Exercise
Look through the records that follow. Copy every line containing the word "risks".

Dataset
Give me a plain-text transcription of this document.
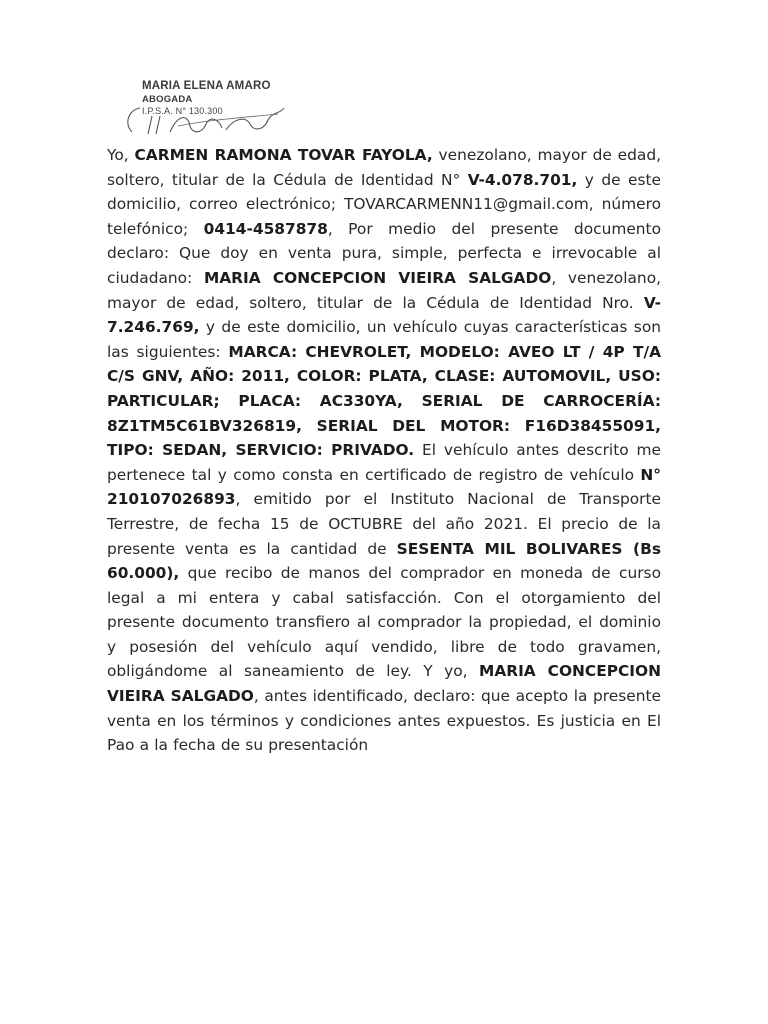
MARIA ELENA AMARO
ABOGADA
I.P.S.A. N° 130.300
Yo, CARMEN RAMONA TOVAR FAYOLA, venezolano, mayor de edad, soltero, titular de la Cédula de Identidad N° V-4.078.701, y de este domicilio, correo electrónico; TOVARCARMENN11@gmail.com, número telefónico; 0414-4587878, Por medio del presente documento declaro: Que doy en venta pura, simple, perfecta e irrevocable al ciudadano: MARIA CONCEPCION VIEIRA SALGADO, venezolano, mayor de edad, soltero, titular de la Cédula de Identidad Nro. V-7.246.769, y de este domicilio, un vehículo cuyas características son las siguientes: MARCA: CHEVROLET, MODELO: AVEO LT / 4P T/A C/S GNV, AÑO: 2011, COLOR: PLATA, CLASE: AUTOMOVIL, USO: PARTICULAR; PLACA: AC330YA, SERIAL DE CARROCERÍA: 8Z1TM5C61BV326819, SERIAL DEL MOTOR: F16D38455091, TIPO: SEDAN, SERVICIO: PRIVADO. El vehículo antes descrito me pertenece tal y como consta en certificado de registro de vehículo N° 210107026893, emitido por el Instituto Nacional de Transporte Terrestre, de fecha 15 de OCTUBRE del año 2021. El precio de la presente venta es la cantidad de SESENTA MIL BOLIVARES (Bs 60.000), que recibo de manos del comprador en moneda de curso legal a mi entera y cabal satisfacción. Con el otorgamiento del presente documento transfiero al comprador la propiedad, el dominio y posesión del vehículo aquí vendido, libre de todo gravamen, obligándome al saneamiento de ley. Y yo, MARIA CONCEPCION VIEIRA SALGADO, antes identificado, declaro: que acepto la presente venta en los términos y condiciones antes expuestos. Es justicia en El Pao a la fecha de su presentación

---

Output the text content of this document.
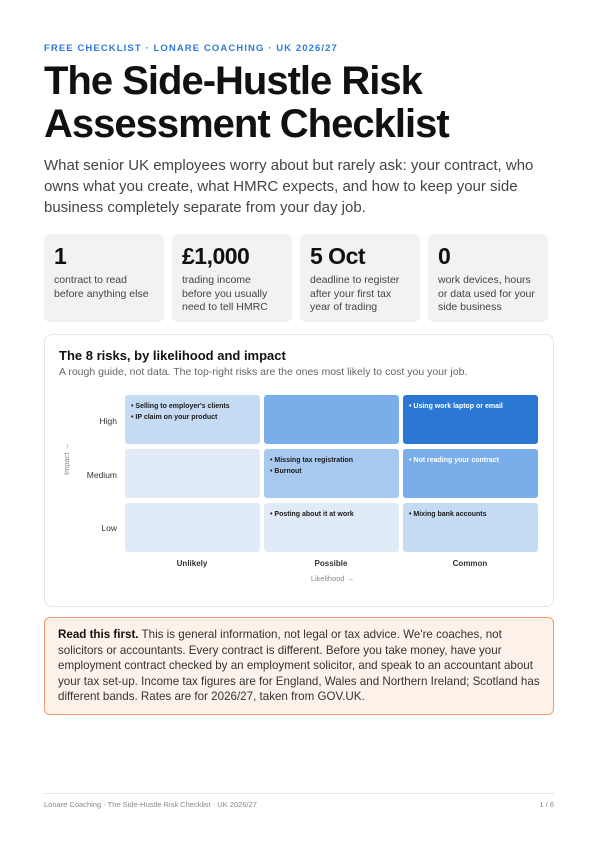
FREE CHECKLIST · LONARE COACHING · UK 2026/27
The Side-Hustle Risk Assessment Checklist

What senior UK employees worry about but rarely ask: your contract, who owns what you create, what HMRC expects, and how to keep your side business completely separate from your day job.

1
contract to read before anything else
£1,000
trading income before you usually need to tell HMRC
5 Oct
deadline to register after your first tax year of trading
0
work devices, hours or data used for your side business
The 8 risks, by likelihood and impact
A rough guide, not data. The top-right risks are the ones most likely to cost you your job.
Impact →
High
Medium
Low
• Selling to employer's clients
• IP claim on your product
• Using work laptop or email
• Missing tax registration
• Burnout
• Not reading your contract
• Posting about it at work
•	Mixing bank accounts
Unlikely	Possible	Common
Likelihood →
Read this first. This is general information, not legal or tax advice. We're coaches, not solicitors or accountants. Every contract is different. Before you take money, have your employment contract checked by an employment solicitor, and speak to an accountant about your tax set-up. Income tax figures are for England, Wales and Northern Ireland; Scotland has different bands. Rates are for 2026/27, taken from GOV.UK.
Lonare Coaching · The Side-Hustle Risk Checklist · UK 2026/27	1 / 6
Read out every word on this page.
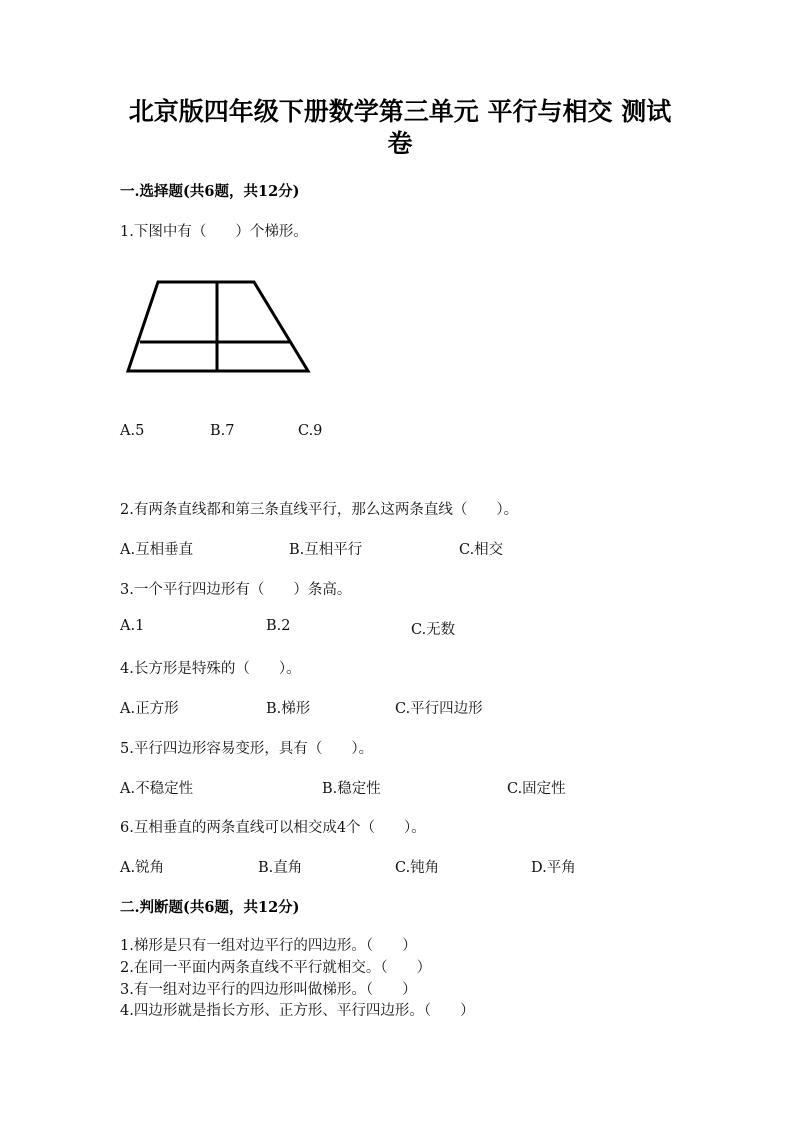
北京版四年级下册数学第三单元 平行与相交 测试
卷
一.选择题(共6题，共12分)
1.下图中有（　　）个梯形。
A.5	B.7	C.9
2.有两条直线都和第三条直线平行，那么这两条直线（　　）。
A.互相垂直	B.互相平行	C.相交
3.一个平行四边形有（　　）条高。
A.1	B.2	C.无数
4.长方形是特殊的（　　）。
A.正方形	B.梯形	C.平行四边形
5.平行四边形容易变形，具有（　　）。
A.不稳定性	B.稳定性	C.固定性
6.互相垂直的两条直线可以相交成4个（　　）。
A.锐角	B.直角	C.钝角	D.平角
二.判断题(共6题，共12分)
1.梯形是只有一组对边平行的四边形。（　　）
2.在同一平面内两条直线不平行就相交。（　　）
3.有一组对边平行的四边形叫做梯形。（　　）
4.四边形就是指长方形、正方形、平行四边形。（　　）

Task response
The 8 risks, by likelihood and impact
A rough guide, not data. The top-right risks are the ones most likely to cost you your job.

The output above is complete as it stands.